-------- Supplied records

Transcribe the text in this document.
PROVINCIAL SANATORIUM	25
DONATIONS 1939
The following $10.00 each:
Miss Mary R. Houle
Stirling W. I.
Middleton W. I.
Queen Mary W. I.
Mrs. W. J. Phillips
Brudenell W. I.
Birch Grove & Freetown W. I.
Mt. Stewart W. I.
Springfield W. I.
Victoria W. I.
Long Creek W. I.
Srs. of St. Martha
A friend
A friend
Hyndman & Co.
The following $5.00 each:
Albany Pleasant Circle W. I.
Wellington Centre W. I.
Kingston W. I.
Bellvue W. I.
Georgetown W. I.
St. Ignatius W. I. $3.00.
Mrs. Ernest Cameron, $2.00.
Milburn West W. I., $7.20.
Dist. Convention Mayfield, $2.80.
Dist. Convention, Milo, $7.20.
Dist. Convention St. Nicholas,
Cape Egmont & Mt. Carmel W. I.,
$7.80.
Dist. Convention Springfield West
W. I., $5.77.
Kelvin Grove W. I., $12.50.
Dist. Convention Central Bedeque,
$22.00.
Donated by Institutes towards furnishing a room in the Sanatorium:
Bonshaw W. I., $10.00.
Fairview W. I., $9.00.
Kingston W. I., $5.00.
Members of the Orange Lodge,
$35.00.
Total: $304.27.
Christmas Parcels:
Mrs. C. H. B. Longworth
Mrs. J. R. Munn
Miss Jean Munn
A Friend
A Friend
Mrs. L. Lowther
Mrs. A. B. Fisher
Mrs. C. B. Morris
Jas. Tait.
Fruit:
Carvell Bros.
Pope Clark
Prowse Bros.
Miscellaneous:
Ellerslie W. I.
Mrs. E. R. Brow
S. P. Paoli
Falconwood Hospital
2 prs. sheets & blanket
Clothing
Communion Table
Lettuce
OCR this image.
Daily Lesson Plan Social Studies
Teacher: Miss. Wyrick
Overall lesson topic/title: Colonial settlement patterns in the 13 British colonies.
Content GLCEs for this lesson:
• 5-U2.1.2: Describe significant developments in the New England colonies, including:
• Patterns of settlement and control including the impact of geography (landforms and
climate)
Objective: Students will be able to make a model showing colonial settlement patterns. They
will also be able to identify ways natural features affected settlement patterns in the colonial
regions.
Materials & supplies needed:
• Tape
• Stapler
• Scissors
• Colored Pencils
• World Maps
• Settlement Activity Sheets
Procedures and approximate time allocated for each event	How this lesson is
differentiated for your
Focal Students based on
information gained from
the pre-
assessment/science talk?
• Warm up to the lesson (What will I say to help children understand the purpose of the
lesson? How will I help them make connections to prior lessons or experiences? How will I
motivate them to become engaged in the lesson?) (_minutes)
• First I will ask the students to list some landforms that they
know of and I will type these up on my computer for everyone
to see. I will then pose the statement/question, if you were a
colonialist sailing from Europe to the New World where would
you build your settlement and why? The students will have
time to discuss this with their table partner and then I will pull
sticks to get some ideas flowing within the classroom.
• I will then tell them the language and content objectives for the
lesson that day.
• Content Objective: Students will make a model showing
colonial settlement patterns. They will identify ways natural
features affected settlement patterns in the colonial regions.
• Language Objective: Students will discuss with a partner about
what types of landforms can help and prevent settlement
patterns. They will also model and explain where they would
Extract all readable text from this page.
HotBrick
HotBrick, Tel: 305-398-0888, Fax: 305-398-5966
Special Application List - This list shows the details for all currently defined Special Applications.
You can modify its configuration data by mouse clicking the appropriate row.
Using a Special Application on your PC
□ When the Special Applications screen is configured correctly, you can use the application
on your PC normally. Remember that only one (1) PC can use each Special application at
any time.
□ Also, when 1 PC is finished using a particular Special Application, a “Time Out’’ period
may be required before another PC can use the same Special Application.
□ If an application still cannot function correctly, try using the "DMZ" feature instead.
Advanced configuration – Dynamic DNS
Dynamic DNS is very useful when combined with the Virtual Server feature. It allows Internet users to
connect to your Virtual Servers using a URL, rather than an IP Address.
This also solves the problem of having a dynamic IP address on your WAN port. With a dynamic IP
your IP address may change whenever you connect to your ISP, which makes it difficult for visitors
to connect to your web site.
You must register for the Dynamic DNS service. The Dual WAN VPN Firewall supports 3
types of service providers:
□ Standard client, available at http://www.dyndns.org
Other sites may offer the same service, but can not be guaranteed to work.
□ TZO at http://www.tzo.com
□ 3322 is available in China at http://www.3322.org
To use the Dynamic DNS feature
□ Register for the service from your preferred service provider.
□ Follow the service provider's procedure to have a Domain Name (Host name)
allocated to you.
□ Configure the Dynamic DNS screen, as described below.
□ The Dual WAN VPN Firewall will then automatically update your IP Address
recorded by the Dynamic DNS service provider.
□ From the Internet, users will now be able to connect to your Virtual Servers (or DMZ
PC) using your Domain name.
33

----------------

### Description of the task
For each line of the listing that holds the word "types", show that line.

### Written response
what types of landforms can help and prevent settlement
types of service providers:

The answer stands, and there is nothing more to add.